* Objective *
How many lines in these records hold the string "Temperature"? State only that number.

* Records provided *

──────────────────────────────

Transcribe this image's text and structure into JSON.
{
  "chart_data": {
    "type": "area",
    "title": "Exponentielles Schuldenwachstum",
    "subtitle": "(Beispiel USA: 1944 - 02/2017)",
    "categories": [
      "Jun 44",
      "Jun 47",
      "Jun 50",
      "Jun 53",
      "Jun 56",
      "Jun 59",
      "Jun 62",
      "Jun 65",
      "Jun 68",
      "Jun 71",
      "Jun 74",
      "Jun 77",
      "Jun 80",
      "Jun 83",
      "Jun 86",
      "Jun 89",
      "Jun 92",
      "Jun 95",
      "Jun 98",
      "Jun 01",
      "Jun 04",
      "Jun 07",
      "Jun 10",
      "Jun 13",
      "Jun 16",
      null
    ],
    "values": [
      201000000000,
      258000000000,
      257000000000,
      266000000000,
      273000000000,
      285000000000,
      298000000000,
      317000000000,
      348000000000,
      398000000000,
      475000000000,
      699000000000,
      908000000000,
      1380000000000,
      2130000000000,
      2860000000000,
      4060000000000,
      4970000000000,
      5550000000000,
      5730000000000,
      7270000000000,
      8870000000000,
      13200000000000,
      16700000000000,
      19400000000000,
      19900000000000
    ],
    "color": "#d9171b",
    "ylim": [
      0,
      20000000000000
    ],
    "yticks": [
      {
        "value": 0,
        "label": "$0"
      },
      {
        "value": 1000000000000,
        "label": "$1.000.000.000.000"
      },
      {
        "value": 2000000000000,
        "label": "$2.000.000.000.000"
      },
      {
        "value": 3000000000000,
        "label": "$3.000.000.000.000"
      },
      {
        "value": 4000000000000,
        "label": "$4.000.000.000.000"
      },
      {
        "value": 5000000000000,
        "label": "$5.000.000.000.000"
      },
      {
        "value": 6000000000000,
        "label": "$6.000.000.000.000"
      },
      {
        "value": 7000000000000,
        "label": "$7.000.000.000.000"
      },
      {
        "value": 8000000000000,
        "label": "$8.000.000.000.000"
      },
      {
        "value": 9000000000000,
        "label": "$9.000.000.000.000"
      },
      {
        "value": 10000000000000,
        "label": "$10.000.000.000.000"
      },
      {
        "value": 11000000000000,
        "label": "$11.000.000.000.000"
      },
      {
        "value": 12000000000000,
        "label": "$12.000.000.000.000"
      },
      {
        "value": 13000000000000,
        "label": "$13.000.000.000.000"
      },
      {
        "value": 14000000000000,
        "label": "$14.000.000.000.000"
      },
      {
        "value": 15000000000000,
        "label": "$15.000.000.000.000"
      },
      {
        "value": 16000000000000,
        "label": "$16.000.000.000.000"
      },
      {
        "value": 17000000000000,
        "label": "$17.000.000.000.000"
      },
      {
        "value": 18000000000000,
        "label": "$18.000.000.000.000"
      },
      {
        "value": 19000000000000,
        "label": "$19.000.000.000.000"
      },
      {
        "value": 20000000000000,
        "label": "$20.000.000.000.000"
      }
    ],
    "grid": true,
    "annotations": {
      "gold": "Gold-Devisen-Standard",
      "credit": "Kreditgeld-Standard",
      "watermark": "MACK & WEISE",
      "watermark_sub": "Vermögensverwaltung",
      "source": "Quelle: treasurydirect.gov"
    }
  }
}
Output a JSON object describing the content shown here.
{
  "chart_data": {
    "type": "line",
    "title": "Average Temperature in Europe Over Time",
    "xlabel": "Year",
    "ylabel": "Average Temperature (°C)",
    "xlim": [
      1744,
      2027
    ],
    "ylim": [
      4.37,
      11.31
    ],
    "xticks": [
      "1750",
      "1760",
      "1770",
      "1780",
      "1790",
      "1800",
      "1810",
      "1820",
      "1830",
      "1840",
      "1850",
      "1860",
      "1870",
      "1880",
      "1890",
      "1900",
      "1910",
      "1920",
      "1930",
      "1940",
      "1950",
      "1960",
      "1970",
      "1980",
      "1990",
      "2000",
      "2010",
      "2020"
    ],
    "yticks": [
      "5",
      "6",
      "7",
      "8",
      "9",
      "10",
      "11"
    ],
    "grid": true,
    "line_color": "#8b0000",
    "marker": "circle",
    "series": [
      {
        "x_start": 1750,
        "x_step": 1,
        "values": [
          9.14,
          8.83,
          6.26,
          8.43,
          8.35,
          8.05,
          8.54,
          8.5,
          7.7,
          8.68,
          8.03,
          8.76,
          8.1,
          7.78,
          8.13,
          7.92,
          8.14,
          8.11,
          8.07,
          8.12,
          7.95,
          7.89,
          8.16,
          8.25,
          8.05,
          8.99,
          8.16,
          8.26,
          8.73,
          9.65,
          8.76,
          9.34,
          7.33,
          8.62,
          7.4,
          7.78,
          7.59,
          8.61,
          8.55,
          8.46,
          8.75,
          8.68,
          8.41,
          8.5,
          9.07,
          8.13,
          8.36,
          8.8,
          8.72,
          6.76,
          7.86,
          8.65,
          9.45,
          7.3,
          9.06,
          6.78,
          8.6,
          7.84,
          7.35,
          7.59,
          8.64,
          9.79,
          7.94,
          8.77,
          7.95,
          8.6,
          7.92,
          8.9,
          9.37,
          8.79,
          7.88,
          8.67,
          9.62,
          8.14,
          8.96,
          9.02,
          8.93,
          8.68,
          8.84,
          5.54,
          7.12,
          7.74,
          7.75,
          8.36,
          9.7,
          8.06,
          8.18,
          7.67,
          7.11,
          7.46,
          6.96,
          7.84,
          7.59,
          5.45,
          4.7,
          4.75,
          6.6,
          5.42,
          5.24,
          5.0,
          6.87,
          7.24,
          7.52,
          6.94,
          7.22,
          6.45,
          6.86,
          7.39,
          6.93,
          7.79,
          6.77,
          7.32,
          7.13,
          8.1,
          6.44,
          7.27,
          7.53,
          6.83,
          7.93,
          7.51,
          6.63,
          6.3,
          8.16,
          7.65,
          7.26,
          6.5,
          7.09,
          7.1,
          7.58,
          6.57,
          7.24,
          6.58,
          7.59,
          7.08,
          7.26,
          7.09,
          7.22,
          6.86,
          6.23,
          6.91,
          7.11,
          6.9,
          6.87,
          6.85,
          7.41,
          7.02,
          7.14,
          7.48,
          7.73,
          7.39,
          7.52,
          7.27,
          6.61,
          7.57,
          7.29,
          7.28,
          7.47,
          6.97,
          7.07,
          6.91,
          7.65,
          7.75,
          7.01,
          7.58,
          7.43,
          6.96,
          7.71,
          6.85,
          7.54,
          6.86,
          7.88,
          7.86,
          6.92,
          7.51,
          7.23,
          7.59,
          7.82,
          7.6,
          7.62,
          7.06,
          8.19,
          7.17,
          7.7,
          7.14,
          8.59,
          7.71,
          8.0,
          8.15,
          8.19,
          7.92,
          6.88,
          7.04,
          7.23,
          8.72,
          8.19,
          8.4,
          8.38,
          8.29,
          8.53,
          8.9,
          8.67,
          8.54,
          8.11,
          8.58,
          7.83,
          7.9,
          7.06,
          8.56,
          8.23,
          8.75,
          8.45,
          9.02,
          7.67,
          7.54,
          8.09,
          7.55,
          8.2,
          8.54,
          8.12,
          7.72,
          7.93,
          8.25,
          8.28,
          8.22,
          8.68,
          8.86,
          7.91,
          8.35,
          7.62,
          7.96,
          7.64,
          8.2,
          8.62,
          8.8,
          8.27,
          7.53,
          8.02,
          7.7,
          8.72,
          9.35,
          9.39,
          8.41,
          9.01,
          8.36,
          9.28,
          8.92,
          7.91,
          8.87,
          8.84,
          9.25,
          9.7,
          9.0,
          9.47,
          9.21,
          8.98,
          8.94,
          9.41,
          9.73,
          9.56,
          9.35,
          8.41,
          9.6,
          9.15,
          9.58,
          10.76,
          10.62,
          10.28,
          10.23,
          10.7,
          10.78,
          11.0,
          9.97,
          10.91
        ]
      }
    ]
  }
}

──────────────────────────────

* The solution *
2